WRITTEN INSTRUCTION:
Return the material word for word. Do not include the pictures.

* * * *

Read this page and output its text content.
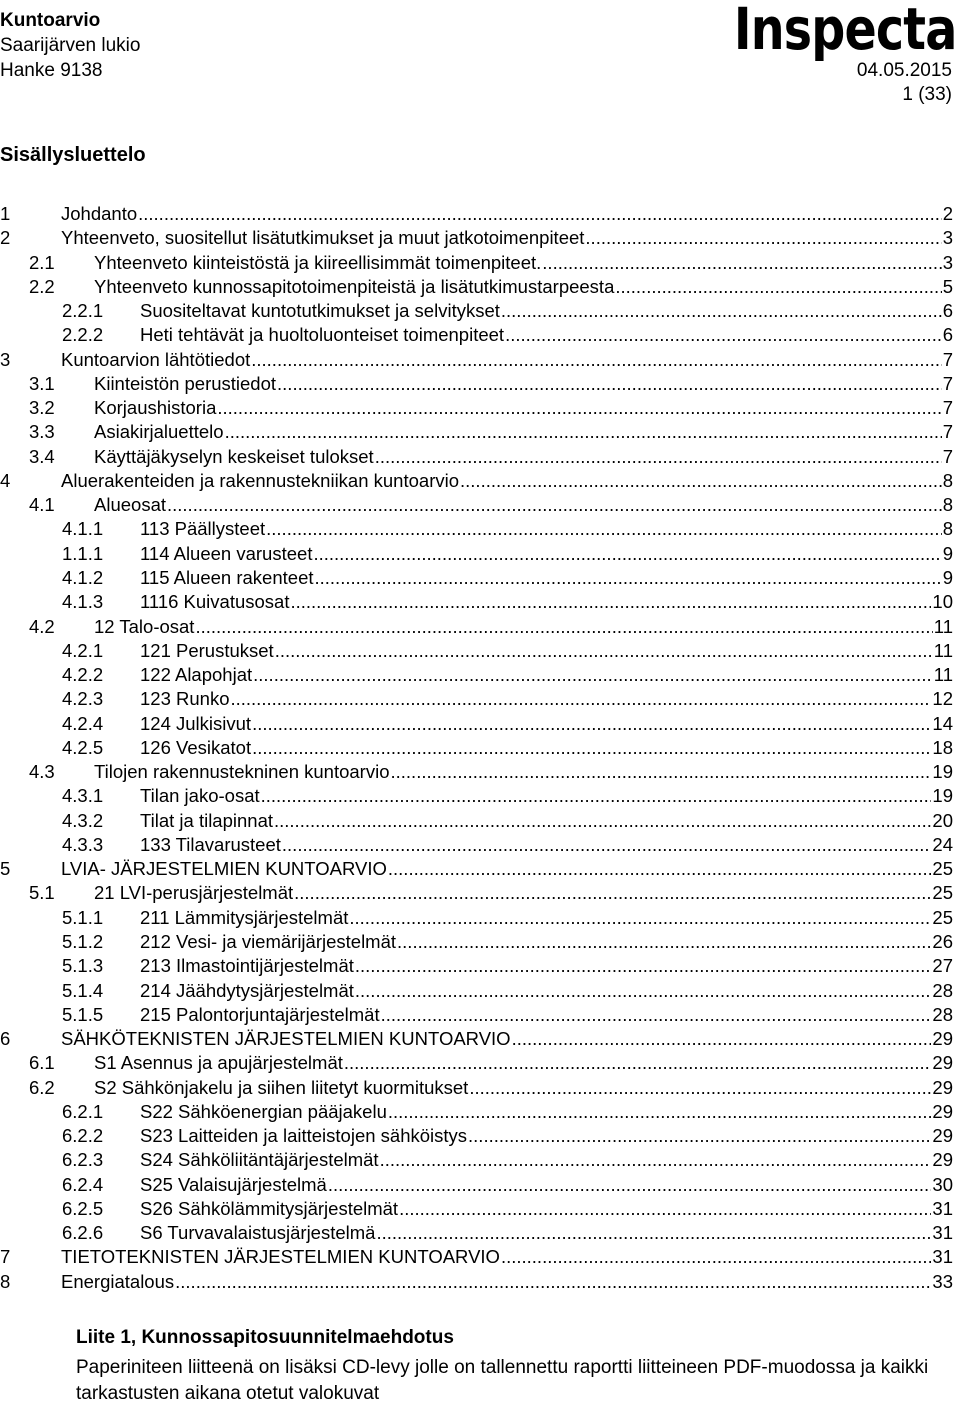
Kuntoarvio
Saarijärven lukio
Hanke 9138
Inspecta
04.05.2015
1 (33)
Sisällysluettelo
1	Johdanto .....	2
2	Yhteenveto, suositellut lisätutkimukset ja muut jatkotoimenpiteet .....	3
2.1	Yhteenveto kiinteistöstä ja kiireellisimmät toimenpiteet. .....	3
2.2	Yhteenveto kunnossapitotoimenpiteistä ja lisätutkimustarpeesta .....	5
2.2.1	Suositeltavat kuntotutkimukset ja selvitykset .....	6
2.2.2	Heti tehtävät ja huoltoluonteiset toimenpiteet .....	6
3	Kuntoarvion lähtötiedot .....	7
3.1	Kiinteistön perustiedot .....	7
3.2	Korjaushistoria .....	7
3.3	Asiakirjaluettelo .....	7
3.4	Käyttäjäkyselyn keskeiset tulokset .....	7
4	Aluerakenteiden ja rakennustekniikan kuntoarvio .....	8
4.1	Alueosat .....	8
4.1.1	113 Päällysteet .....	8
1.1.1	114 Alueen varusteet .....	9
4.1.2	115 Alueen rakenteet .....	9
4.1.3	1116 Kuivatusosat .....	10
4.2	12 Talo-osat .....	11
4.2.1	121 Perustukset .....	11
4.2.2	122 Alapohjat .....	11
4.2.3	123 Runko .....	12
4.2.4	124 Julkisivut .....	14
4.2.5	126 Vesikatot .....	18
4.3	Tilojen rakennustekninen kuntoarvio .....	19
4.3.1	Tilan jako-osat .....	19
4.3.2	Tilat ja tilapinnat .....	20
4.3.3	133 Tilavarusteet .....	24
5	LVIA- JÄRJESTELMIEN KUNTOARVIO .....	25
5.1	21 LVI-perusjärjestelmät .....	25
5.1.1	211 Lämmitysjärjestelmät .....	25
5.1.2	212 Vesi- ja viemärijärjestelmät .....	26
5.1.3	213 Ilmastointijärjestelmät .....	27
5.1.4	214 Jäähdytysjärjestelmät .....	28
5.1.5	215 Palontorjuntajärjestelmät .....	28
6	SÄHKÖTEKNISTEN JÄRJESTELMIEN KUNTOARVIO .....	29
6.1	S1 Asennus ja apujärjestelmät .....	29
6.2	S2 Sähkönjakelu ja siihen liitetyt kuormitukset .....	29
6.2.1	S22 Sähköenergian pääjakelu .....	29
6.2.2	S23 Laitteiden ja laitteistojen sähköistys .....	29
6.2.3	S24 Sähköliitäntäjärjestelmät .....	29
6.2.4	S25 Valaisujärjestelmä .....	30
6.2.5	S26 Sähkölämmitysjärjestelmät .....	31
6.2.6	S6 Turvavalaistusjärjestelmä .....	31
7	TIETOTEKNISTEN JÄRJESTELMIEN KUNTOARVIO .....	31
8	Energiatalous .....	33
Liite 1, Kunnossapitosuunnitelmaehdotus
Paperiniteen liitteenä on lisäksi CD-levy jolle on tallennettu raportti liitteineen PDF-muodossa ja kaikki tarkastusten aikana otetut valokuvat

* * * *

REPLY TO THE TASK:
Read this page and output its text content.
Kuntoarvio
Saarijärven lukio
Hanke 9138
Inspecta
04.05.2015
1 (33)
Sisällysluettelo
1	Johdanto .....	2
2	Yhteenveto, suositellut lisätutkimukset ja muut jatkotoimenpiteet .....	3
2.1	Yhteenveto kiinteistöstä ja kiireellisimmät toimenpiteet. .....	3
2.2	Yhteenveto kunnossapitotoimenpiteistä ja lisätutkimustarpeesta .....	5
2.2.1	Suositeltavat kuntotutkimukset ja selvitykset .....	6
2.2.2	Heti tehtävät ja huoltoluonteiset toimenpiteet .....	6
3	Kuntoarvion lähtötiedot .....	7
3.1	Kiinteistön perustiedot .....	7
3.2	Korjaushistoria .....	7
3.3	Asiakirjaluettelo .....	7
3.4	Käyttäjäkyselyn keskeiset tulokset .....	7
4	Aluerakenteiden ja rakennustekniikan kuntoarvio .....	8
4.1	Alueosat .....	8
4.1.1	113 Päällysteet .....	8
1.1.1	114 Alueen varusteet .....	9
4.1.2	115 Alueen rakenteet .....	9
4.1.3	1116 Kuivatusosat .....	10
4.2	12 Talo-osat .....	11
4.2.1	121 Perustukset .....	11
4.2.2	122 Alapohjat .....	11
4.2.3	123 Runko .....	12
4.2.4	124 Julkisivut .....	14
4.2.5	126 Vesikatot .....	18
4.3	Tilojen rakennustekninen kuntoarvio .....	19
4.3.1	Tilan jako-osat .....	19
4.3.2	Tilat ja tilapinnat .....	20
4.3.3	133 Tilavarusteet .....	24
5	LVIA- JÄRJESTELMIEN KUNTOARVIO .....	25
5.1	21 LVI-perusjärjestelmät .....	25
5.1.1	211 Lämmitysjärjestelmät .....	25
5.1.2	212 Vesi- ja viemärijärjestelmät .....	26
5.1.3	213 Ilmastointijärjestelmät .....	27
5.1.4	214 Jäähdytysjärjestelmät .....	28
5.1.5	215 Palontorjuntajärjestelmät .....	28
6	SÄHKÖTEKNISTEN JÄRJESTELMIEN KUNTOARVIO .....	29
6.1	S1 Asennus ja apujärjestelmät .....	29
6.2	S2 Sähkönjakelu ja siihen liitetyt kuormitukset .....	29
6.2.1	S22 Sähköenergian pääjakelu .....	29
6.2.2	S23 Laitteiden ja laitteistojen sähköistys .....	29
6.2.3	S24 Sähköliitäntäjärjestelmät .....	29
6.2.4	S25 Valaisujärjestelmä .....	30
6.2.5	S26 Sähkölämmitysjärjestelmät .....	31
6.2.6	S6 Turvavalaistusjärjestelmä .....	31
7	TIETOTEKNISTEN JÄRJESTELMIEN KUNTOARVIO .....	31
8	Energiatalous .....	33
Liite 1, Kunnossapitosuunnitelmaehdotus
Paperiniteen liitteenä on lisäksi CD-levy jolle on tallennettu raportti liitteineen PDF-muodossa ja kaikki tarkastusten aikana otetut valokuvat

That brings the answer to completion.